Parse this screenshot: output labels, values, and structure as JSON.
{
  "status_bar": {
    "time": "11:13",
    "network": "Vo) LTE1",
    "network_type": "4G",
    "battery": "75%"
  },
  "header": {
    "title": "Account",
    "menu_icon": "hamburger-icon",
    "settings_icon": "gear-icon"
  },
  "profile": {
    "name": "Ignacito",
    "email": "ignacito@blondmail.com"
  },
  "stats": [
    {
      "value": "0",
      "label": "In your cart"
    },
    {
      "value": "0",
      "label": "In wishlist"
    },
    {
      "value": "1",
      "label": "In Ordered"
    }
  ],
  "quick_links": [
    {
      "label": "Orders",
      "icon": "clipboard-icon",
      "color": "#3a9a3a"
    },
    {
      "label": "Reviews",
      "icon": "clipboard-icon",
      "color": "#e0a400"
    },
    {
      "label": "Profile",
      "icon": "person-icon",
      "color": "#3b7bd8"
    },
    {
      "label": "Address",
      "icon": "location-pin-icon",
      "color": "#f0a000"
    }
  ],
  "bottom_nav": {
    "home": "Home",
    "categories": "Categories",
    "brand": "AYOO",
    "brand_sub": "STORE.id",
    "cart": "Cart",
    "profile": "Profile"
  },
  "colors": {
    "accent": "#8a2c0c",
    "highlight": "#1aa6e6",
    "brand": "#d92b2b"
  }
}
--*--
[Requirement]
Retype the data exactly as given.

[Written answer]
Parse this screenshot: output labels, values, and structure as JSON.
{
  "status_bar": {
    "time": "11:13",
    "network": "Vo) LTE1",
    "network_type": "4G",
    "battery": "75%"
  },
  "header": {
    "title": "Account",
    "menu_icon": "hamburger-icon",
    "settings_icon": "gear-icon"
  },
  "profile": {
    "name": "Ignacito",
    "email": "ignacito@blondmail.com"
  },
  "stats": [
    {
      "value": "0",
      "label": "In your cart"
    },
    {
      "value": "0",
      "label": "In wishlist"
    },
    {
      "value": "1",
      "label": "In Ordered"
    }
  ],
  "quick_links": [
    {
      "label": "Orders",
      "icon": "clipboard-icon",
      "color": "#3a9a3a"
    },
    {
      "label": "Reviews",
      "icon": "clipboard-icon",
      "color": "#e0a400"
    },
    {
      "label": "Profile",
      "icon": "person-icon",
      "color": "#3b7bd8"
    },
    {
      "label": "Address",
      "icon": "location-pin-icon",
      "color": "#f0a000"
    }
  ],
  "bottom_nav": {
    "home": "Home",
    "categories": "Categories",
    "brand": "AYOO",
    "brand_sub": "STORE.id",
    "cart": "Cart",
    "profile": "Profile"
  },
  "colors": {
    "accent": "#8a2c0c",
    "highlight": "#1aa6e6",
    "brand": "#d92b2b"
  }
}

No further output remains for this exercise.